- [EXERCISE REQUIREMENTS]: Report every line from the material that contains the word "下面对这次实习的鉴定".

- [DATA PROVIDED]:
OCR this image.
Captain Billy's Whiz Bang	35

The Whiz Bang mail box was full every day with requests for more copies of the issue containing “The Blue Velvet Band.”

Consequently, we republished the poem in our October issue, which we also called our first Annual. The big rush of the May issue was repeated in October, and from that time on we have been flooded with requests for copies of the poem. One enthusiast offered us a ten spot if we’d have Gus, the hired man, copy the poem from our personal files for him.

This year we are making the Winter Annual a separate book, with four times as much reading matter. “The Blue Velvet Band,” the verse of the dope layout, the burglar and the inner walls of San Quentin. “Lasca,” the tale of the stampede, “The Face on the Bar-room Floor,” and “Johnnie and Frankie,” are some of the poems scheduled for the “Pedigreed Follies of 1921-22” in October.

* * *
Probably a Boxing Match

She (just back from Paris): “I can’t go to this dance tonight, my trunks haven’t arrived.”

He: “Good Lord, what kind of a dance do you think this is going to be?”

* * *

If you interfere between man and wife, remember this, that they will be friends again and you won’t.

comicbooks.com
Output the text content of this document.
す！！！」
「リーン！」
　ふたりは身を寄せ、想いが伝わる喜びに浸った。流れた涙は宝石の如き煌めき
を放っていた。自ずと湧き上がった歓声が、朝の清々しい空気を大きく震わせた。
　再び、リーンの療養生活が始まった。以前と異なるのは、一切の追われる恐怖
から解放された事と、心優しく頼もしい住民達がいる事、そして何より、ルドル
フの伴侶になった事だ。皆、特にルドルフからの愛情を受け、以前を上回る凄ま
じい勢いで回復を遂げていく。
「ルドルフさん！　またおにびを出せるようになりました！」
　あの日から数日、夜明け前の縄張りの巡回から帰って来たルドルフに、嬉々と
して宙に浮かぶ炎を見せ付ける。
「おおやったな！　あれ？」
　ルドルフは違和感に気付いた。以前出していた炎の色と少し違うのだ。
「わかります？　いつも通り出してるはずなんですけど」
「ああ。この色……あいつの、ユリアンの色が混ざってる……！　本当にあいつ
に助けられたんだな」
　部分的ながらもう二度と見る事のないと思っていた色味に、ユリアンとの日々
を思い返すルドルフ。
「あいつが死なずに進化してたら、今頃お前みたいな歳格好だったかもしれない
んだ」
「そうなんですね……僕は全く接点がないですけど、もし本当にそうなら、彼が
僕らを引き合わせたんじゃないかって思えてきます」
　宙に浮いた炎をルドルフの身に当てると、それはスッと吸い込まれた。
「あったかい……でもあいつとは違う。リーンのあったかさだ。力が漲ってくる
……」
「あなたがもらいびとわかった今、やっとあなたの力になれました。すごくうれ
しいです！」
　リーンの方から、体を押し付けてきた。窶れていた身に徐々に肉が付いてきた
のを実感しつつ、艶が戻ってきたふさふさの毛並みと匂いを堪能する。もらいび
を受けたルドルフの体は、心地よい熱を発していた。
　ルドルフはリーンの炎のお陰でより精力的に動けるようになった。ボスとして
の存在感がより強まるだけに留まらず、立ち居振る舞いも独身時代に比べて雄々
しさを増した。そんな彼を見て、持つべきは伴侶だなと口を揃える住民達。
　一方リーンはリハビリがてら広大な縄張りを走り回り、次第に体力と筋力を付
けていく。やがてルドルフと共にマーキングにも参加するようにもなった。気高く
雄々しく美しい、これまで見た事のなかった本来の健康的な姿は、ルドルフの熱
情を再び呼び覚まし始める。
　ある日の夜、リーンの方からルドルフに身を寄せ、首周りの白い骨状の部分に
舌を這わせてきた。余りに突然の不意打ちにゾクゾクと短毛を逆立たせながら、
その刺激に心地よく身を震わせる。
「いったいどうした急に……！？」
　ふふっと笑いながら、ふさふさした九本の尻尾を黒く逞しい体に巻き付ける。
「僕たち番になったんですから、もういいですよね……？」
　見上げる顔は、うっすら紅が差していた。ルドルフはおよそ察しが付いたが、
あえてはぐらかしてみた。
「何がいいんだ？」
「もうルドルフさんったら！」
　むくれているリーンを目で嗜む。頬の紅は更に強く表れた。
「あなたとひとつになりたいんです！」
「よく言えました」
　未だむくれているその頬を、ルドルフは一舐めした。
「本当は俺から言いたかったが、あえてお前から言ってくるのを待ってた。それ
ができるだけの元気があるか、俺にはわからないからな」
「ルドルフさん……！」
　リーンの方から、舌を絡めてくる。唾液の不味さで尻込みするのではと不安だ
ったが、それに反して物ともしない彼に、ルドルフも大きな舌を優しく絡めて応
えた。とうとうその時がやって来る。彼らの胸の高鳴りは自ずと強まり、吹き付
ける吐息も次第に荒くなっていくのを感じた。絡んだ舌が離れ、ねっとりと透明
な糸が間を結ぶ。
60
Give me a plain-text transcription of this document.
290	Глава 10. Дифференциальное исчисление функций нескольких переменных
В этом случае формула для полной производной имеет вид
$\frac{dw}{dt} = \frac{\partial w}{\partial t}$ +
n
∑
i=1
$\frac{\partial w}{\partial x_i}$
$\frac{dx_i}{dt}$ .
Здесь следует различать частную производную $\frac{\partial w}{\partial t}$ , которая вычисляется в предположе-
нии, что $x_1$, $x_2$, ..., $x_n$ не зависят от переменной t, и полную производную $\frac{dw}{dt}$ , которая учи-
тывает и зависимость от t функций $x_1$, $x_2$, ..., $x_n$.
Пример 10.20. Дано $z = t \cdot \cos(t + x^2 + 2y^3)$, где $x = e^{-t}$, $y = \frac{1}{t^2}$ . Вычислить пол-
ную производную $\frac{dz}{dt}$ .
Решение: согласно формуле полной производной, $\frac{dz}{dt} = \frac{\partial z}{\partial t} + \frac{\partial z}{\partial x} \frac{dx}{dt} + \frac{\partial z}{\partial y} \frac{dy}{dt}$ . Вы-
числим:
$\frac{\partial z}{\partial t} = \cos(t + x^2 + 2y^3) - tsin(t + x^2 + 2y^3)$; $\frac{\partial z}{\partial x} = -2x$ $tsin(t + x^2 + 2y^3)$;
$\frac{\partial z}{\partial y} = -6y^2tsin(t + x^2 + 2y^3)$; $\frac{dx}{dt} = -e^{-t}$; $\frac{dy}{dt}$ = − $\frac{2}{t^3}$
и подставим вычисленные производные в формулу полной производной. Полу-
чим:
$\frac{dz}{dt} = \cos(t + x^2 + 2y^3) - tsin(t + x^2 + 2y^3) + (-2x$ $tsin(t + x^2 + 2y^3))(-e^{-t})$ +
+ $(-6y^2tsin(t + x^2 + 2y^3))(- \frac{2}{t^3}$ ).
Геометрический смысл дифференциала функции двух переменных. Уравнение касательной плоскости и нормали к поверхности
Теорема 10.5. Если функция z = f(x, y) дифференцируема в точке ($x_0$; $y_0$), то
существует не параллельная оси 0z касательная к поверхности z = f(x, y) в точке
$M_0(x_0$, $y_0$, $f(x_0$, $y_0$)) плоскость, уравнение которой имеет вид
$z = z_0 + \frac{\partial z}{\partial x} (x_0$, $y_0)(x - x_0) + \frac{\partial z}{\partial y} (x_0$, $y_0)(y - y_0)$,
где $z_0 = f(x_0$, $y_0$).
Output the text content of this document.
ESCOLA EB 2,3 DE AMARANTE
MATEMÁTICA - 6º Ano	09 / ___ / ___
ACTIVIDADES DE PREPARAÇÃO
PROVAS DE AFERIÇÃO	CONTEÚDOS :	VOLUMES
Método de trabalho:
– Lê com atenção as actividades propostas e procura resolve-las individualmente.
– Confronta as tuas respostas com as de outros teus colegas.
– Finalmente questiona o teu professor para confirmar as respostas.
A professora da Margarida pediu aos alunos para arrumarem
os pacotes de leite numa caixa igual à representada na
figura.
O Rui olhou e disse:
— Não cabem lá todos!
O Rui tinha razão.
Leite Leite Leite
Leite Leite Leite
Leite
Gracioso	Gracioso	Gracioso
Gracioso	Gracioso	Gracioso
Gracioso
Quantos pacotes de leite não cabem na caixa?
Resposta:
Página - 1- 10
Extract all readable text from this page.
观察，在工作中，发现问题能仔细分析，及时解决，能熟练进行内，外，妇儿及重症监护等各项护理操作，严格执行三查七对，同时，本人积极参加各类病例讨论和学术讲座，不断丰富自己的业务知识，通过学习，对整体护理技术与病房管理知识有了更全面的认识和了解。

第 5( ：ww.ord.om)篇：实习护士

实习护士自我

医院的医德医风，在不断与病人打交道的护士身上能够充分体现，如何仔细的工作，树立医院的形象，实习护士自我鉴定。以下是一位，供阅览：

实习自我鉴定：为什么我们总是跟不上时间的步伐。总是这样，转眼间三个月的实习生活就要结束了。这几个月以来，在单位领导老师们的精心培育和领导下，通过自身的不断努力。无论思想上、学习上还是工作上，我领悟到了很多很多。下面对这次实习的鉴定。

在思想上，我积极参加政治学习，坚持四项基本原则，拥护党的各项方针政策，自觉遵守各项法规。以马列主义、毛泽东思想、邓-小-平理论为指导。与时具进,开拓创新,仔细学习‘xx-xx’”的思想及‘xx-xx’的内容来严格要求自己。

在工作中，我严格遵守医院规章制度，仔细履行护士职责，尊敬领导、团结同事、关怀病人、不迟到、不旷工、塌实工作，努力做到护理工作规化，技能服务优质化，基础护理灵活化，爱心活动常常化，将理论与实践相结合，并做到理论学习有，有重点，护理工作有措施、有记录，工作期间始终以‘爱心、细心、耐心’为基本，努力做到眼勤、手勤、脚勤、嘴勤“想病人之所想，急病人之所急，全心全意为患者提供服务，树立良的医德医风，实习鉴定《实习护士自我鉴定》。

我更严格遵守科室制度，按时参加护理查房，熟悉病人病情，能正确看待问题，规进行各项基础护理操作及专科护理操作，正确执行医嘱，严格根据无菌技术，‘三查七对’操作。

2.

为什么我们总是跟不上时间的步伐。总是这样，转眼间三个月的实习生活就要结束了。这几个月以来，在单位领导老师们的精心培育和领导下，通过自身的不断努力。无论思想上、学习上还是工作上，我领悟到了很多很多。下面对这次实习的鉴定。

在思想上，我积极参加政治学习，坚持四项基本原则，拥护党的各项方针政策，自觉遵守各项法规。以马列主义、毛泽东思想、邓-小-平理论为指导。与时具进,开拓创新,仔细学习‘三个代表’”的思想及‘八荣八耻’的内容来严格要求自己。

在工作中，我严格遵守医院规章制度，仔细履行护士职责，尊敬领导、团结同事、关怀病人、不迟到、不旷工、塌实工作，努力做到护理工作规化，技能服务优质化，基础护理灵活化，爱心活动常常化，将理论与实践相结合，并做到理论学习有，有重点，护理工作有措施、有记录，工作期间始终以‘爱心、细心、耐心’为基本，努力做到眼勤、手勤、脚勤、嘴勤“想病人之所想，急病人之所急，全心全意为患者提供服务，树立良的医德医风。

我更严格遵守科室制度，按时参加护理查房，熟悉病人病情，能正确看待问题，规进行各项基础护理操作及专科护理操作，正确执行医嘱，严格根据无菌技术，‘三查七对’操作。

- [THE OUTPUT]:
实习自我鉴定：为什么我们总是跟不上时间的步伐。总是这样，转眼间三个月的实习生活就要结束了。这几个月以来，在单位领导老师们的精心培育和领导下，通过自身的不断努力。无论思想上、学习上还是工作上，我领悟到了很多很多。下面对这次实习的鉴定。
为什么我们总是跟不上时间的步伐。总是这样，转眼间三个月的实习生活就要结束了。这几个月以来，在单位领导老师们的精心培育和领导下，通过自身的不断努力。无论思想上、学习上还是工作上，我领悟到了很多很多。下面对这次实习的鉴定。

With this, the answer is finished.